EXERCISE AIM: Print out each entry below exactly, please.

── DATASET CONTENT

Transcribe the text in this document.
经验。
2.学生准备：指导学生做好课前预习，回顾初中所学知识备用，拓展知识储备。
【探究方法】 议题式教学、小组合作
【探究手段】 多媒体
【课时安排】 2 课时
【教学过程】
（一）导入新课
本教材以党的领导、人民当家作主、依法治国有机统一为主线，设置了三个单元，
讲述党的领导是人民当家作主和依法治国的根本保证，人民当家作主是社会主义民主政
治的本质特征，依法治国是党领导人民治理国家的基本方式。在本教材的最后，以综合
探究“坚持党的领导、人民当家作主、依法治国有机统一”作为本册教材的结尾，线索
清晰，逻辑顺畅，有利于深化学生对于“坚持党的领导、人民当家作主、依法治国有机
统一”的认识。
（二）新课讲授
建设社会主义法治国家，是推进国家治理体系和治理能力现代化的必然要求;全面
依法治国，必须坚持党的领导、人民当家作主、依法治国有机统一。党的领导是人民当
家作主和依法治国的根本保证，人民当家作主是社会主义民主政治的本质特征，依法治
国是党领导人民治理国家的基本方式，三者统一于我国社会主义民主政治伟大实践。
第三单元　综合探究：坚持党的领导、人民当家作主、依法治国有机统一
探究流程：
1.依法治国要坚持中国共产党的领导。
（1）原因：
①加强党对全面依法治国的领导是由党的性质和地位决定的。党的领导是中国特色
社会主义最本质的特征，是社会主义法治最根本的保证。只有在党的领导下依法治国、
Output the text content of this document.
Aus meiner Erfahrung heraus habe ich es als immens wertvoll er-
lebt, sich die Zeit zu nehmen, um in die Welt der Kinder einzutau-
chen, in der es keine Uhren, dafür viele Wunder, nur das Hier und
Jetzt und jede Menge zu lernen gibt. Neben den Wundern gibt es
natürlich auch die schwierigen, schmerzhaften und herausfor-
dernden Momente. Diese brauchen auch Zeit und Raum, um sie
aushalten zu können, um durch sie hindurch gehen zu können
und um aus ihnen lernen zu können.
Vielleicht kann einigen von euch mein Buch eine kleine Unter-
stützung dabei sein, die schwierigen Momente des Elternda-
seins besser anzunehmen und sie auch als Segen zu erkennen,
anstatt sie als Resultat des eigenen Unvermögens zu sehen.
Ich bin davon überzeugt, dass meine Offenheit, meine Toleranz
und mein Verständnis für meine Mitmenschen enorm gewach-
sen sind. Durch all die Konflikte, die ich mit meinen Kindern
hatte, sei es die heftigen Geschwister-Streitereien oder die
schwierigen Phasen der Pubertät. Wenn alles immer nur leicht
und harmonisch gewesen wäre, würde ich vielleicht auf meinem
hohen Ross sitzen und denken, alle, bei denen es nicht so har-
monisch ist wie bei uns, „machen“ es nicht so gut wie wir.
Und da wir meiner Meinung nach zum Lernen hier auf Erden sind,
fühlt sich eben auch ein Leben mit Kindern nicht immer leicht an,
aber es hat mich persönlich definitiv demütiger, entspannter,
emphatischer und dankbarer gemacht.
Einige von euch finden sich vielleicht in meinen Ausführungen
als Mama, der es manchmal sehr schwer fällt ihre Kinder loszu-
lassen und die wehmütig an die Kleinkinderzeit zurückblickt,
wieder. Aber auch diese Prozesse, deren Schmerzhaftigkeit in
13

────

FINAL RESULT:
Transcribe the text in this document.
经验。
2.学生准备：指导学生做好课前预习，回顾初中所学知识备用，拓展知识储备。
【探究方法】 议题式教学、小组合作
【探究手段】 多媒体
【课时安排】 2 课时
【教学过程】
（一）导入新课
本教材以党的领导、人民当家作主、依法治国有机统一为主线，设置了三个单元，
讲述党的领导是人民当家作主和依法治国的根本保证，人民当家作主是社会主义民主政
治的本质特征，依法治国是党领导人民治理国家的基本方式。在本教材的最后，以综合
探究“坚持党的领导、人民当家作主、依法治国有机统一”作为本册教材的结尾，线索
清晰，逻辑顺畅，有利于深化学生对于“坚持党的领导、人民当家作主、依法治国有机
统一”的认识。
（二）新课讲授
建设社会主义法治国家，是推进国家治理体系和治理能力现代化的必然要求;全面
依法治国，必须坚持党的领导、人民当家作主、依法治国有机统一。党的领导是人民当
家作主和依法治国的根本保证，人民当家作主是社会主义民主政治的本质特征，依法治
国是党领导人民治理国家的基本方式，三者统一于我国社会主义民主政治伟大实践。
第三单元　综合探究：坚持党的领导、人民当家作主、依法治国有机统一
探究流程：
1.依法治国要坚持中国共产党的领导。
（1）原因：
①加强党对全面依法治国的领导是由党的性质和地位决定的。党的领导是中国特色
社会主义最本质的特征，是社会主义法治最根本的保证。只有在党的领导下依法治国、
Output the text content of this document.
Aus meiner Erfahrung heraus habe ich es als immens wertvoll er-
lebt, sich die Zeit zu nehmen, um in die Welt der Kinder einzutau-
chen, in der es keine Uhren, dafür viele Wunder, nur das Hier und
Jetzt und jede Menge zu lernen gibt. Neben den Wundern gibt es
natürlich auch die schwierigen, schmerzhaften und herausfor-
dernden Momente. Diese brauchen auch Zeit und Raum, um sie
aushalten zu können, um durch sie hindurch gehen zu können
und um aus ihnen lernen zu können.
Vielleicht kann einigen von euch mein Buch eine kleine Unter-
stützung dabei sein, die schwierigen Momente des Elternda-
seins besser anzunehmen und sie auch als Segen zu erkennen,
anstatt sie als Resultat des eigenen Unvermögens zu sehen.
Ich bin davon überzeugt, dass meine Offenheit, meine Toleranz
und mein Verständnis für meine Mitmenschen enorm gewach-
sen sind. Durch all die Konflikte, die ich mit meinen Kindern
hatte, sei es die heftigen Geschwister-Streitereien oder die
schwierigen Phasen der Pubertät. Wenn alles immer nur leicht
und harmonisch gewesen wäre, würde ich vielleicht auf meinem
hohen Ross sitzen und denken, alle, bei denen es nicht so har-
monisch ist wie bei uns, „machen“ es nicht so gut wie wir.
Und da wir meiner Meinung nach zum Lernen hier auf Erden sind,
fühlt sich eben auch ein Leben mit Kindern nicht immer leicht an,
aber es hat mich persönlich definitiv demütiger, entspannter,
emphatischer und dankbarer gemacht.
Einige von euch finden sich vielleicht in meinen Ausführungen
als Mama, der es manchmal sehr schwer fällt ihre Kinder loszu-
lassen und die wehmütig an die Kleinkinderzeit zurückblickt,
wieder. Aber auch diese Prozesse, deren Schmerzhaftigkeit in
13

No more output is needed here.